> **Written instruction**: Repeat the listing below in full, exactly as it stands.

>> START Data to use

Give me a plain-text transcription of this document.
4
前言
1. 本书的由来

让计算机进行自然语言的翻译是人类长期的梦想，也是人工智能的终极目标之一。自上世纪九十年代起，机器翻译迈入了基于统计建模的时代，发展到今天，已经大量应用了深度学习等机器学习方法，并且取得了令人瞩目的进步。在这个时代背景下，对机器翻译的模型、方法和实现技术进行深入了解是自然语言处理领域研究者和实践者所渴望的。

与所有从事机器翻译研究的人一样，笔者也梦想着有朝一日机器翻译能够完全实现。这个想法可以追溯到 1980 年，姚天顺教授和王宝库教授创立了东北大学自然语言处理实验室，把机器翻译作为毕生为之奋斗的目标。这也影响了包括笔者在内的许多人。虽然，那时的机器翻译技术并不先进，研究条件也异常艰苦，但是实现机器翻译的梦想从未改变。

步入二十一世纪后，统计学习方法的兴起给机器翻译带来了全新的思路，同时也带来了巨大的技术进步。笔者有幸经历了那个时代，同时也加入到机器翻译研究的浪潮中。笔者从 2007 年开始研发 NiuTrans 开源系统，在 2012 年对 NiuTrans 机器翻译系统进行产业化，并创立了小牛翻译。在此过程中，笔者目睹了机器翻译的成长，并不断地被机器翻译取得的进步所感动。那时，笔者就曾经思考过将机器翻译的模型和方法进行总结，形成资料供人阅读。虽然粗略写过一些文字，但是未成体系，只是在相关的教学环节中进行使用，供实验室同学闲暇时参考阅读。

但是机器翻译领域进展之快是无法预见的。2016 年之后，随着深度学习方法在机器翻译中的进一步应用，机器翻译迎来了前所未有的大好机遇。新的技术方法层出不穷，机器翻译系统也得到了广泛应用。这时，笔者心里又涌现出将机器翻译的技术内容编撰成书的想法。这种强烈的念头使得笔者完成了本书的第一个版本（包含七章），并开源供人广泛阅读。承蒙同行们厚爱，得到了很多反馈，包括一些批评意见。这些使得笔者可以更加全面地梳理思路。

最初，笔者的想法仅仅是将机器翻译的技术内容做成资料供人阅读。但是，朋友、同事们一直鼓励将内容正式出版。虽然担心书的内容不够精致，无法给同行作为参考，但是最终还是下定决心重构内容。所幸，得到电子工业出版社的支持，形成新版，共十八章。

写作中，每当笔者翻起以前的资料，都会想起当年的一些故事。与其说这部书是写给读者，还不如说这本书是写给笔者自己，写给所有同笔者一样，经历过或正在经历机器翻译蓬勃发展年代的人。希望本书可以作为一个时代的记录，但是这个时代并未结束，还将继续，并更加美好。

>> END Data to use

> **Task solution**:
Give me a plain-text transcription of this document.
4
前言
1. 本书的由来

让计算机进行自然语言的翻译是人类长期的梦想，也是人工智能的终极目标之一。自上世纪九十年代起，机器翻译迈入了基于统计建模的时代，发展到今天，已经大量应用了深度学习等机器学习方法，并且取得了令人瞩目的进步。在这个时代背景下，对机器翻译的模型、方法和实现技术进行深入了解是自然语言处理领域研究者和实践者所渴望的。

与所有从事机器翻译研究的人一样，笔者也梦想着有朝一日机器翻译能够完全实现。这个想法可以追溯到 1980 年，姚天顺教授和王宝库教授创立了东北大学自然语言处理实验室，把机器翻译作为毕生为之奋斗的目标。这也影响了包括笔者在内的许多人。虽然，那时的机器翻译技术并不先进，研究条件也异常艰苦，但是实现机器翻译的梦想从未改变。

步入二十一世纪后，统计学习方法的兴起给机器翻译带来了全新的思路，同时也带来了巨大的技术进步。笔者有幸经历了那个时代，同时也加入到机器翻译研究的浪潮中。笔者从 2007 年开始研发 NiuTrans 开源系统，在 2012 年对 NiuTrans 机器翻译系统进行产业化，并创立了小牛翻译。在此过程中，笔者目睹了机器翻译的成长，并不断地被机器翻译取得的进步所感动。那时，笔者就曾经思考过将机器翻译的模型和方法进行总结，形成资料供人阅读。虽然粗略写过一些文字，但是未成体系，只是在相关的教学环节中进行使用，供实验室同学闲暇时参考阅读。

但是机器翻译领域进展之快是无法预见的。2016 年之后，随着深度学习方法在机器翻译中的进一步应用，机器翻译迎来了前所未有的大好机遇。新的技术方法层出不穷，机器翻译系统也得到了广泛应用。这时，笔者心里又涌现出将机器翻译的技术内容编撰成书的想法。这种强烈的念头使得笔者完成了本书的第一个版本（包含七章），并开源供人广泛阅读。承蒙同行们厚爱，得到了很多反馈，包括一些批评意见。这些使得笔者可以更加全面地梳理思路。

最初，笔者的想法仅仅是将机器翻译的技术内容做成资料供人阅读。但是，朋友、同事们一直鼓励将内容正式出版。虽然担心书的内容不够精致，无法给同行作为参考，但是最终还是下定决心重构内容。所幸，得到电子工业出版社的支持，形成新版，共十八章。

写作中，每当笔者翻起以前的资料，都会想起当年的一些故事。与其说这部书是写给读者，还不如说这本书是写给笔者自己，写给所有同笔者一样，经历过或正在经历机器翻译蓬勃发展年代的人。希望本书可以作为一个时代的记录，但是这个时代并未结束，还将继续，并更加美好。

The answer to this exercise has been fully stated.